>> START Available data
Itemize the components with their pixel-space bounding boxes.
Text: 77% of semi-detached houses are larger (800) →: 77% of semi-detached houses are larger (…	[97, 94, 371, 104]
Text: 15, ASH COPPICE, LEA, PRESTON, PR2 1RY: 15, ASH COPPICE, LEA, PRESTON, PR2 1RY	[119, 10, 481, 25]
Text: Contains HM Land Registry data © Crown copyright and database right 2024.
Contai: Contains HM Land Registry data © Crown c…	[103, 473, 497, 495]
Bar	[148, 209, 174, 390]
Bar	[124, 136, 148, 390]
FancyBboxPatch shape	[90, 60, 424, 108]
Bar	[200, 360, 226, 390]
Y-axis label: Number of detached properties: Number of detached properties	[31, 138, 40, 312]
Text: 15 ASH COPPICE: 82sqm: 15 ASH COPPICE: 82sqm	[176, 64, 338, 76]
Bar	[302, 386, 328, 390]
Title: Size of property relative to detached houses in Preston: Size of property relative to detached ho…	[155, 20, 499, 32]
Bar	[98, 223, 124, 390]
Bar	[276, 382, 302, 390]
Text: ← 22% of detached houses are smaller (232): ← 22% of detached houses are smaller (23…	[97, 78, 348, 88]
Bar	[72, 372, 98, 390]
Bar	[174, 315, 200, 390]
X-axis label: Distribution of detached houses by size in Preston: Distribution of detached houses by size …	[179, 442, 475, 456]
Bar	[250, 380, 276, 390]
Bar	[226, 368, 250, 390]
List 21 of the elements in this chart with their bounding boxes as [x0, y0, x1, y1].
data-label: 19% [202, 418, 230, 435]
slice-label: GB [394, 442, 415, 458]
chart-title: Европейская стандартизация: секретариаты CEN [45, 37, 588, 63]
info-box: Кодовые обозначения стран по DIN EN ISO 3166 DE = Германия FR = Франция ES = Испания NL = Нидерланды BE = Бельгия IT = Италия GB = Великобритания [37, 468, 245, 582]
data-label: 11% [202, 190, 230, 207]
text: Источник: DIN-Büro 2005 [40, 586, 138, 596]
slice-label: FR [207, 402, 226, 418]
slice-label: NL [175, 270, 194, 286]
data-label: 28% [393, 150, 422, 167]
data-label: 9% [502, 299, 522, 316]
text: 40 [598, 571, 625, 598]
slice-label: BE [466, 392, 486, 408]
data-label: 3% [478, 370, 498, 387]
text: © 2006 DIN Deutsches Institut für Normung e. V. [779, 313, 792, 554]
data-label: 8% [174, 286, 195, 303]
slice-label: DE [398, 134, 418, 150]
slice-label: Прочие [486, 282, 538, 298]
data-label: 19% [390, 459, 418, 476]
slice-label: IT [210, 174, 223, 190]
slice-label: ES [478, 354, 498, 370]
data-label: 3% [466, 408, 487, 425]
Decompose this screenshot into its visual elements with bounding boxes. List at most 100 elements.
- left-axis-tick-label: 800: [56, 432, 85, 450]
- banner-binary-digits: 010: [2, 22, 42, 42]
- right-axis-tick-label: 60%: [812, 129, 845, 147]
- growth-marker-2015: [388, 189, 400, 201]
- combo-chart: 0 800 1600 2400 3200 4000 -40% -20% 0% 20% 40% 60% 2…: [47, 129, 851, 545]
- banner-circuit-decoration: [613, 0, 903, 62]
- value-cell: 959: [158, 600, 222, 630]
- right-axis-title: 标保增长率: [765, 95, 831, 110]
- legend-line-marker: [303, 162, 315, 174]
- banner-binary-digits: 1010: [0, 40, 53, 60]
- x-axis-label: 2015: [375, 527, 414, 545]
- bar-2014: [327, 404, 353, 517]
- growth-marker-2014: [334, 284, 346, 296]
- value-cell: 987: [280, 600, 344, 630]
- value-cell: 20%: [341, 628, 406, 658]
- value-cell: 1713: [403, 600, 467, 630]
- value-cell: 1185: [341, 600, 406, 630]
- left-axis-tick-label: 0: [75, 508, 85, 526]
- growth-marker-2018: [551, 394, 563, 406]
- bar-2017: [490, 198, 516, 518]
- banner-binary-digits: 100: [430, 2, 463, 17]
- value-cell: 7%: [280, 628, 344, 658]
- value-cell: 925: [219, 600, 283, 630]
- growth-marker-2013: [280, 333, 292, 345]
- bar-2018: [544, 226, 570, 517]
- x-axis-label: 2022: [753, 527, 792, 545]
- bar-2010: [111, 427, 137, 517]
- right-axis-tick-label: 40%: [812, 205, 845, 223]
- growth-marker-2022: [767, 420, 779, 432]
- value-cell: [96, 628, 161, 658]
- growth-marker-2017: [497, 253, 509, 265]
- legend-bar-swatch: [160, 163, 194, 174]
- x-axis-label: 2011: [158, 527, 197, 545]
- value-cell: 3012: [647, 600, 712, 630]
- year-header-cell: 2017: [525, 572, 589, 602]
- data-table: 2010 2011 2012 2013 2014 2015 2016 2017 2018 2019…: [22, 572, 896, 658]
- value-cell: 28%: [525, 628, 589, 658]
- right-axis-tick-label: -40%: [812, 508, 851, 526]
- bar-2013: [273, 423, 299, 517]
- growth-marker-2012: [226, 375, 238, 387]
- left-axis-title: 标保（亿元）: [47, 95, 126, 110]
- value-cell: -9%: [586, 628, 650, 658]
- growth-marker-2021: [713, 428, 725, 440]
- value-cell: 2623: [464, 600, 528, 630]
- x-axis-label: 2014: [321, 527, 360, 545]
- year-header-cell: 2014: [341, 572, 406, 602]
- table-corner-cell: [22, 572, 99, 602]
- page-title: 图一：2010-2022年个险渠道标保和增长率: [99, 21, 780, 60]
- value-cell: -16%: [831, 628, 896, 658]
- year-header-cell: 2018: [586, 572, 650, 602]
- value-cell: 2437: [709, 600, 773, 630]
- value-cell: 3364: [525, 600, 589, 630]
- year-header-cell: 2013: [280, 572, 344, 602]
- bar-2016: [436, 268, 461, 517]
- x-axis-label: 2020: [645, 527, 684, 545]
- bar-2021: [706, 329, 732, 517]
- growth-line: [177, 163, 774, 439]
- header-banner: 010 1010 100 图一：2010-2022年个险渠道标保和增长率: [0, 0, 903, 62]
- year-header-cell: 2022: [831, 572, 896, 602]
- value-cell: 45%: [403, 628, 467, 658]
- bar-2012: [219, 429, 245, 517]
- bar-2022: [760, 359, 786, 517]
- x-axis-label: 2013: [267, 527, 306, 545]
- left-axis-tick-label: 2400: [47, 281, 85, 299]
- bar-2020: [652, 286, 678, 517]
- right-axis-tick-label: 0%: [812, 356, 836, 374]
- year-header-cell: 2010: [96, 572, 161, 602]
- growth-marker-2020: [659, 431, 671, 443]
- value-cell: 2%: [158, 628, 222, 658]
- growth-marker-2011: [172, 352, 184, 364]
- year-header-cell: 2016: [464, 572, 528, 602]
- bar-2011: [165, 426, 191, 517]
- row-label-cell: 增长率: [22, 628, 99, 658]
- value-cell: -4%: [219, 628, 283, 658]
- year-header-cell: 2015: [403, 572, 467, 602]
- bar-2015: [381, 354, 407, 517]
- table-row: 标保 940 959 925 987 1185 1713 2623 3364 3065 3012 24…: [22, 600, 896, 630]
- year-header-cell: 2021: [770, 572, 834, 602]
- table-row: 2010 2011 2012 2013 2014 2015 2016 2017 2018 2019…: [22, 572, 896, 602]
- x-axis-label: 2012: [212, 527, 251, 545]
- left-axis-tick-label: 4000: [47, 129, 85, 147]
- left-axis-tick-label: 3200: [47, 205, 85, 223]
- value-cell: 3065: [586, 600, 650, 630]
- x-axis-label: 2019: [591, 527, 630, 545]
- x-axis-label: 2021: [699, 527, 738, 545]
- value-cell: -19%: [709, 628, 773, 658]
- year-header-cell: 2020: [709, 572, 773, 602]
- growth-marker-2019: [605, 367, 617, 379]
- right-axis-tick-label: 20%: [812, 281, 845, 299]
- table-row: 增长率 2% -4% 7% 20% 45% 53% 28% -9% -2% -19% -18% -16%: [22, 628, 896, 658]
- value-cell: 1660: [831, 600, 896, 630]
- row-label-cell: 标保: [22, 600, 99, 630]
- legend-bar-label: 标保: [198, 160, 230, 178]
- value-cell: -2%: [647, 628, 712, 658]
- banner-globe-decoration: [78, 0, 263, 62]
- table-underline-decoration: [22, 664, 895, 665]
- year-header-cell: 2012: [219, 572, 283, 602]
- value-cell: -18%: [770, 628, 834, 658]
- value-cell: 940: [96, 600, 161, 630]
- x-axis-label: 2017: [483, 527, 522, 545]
>> END Available data
◆ **Challenge**: Return the material word for word, starting at its first line and ending with the line that contains "data-label: 19% [390, 459, 418, 476]", both included.

◆ **Answer in full**:
Itemize the components with their pixel-space bounding boxes.
Text: 77% of semi-detached houses are larger (800) →: 77% of semi-detached houses are larger (…	[97, 94, 371, 104]
Text: 15, ASH COPPICE, LEA, PRESTON, PR2 1RY: 15, ASH COPPICE, LEA, PRESTON, PR2 1RY	[119, 10, 481, 25]
Text: Contains HM Land Registry data © Crown copyright and database right 2024.
Contai: Contains HM Land Registry data © Crown c…	[103, 473, 497, 495]
Bar	[148, 209, 174, 390]
Bar	[124, 136, 148, 390]
FancyBboxPatch shape	[90, 60, 424, 108]
Bar	[200, 360, 226, 390]
Y-axis label: Number of detached properties: Number of detached properties	[31, 138, 40, 312]
Text: 15 ASH COPPICE: 82sqm: 15 ASH COPPICE: 82sqm	[176, 64, 338, 76]
Bar	[302, 386, 328, 390]
Title: Size of property relative to detached houses in Preston: Size of property relative to detached ho…	[155, 20, 499, 32]
Bar	[98, 223, 124, 390]
Bar	[276, 382, 302, 390]
Text: ← 22% of detached houses are smaller (232): ← 22% of detached houses are smaller (23…	[97, 78, 348, 88]
Bar	[72, 372, 98, 390]
Bar	[174, 315, 200, 390]
X-axis label: Distribution of detached houses by size in Preston: Distribution of detached houses by size …	[179, 442, 475, 456]
Bar	[250, 380, 276, 390]
Bar	[226, 368, 250, 390]
List 21 of the elements in this chart with their bounding boxes as [x0, y0, x1, y1].
data-label: 19% [202, 418, 230, 435]
slice-label: GB [394, 442, 415, 458]
chart-title: Европейская стандартизация: секретариаты CEN [45, 37, 588, 63]
info-box: Кодовые обозначения стран по DIN EN ISO 3166 DE = Германия FR = Франция ES = Испания NL = Нидерланды BE = Бельгия IT = Италия GB = Великобритания [37, 468, 245, 582]
data-label: 11% [202, 190, 230, 207]
text: Источник: DIN-Büro 2005 [40, 586, 138, 596]
slice-label: FR [207, 402, 226, 418]
slice-label: NL [175, 270, 194, 286]
data-label: 28% [393, 150, 422, 167]
data-label: 9% [502, 299, 522, 316]
text: 40 [598, 571, 625, 598]
slice-label: BE [466, 392, 486, 408]
data-label: 3% [478, 370, 498, 387]
text: © 2006 DIN Deutsches Institut für Normung e. V. [779, 313, 792, 554]
data-label: 8% [174, 286, 195, 303]
slice-label: DE [398, 134, 418, 150]
slice-label: Прочие [486, 282, 538, 298]
data-label: 19% [390, 459, 418, 476]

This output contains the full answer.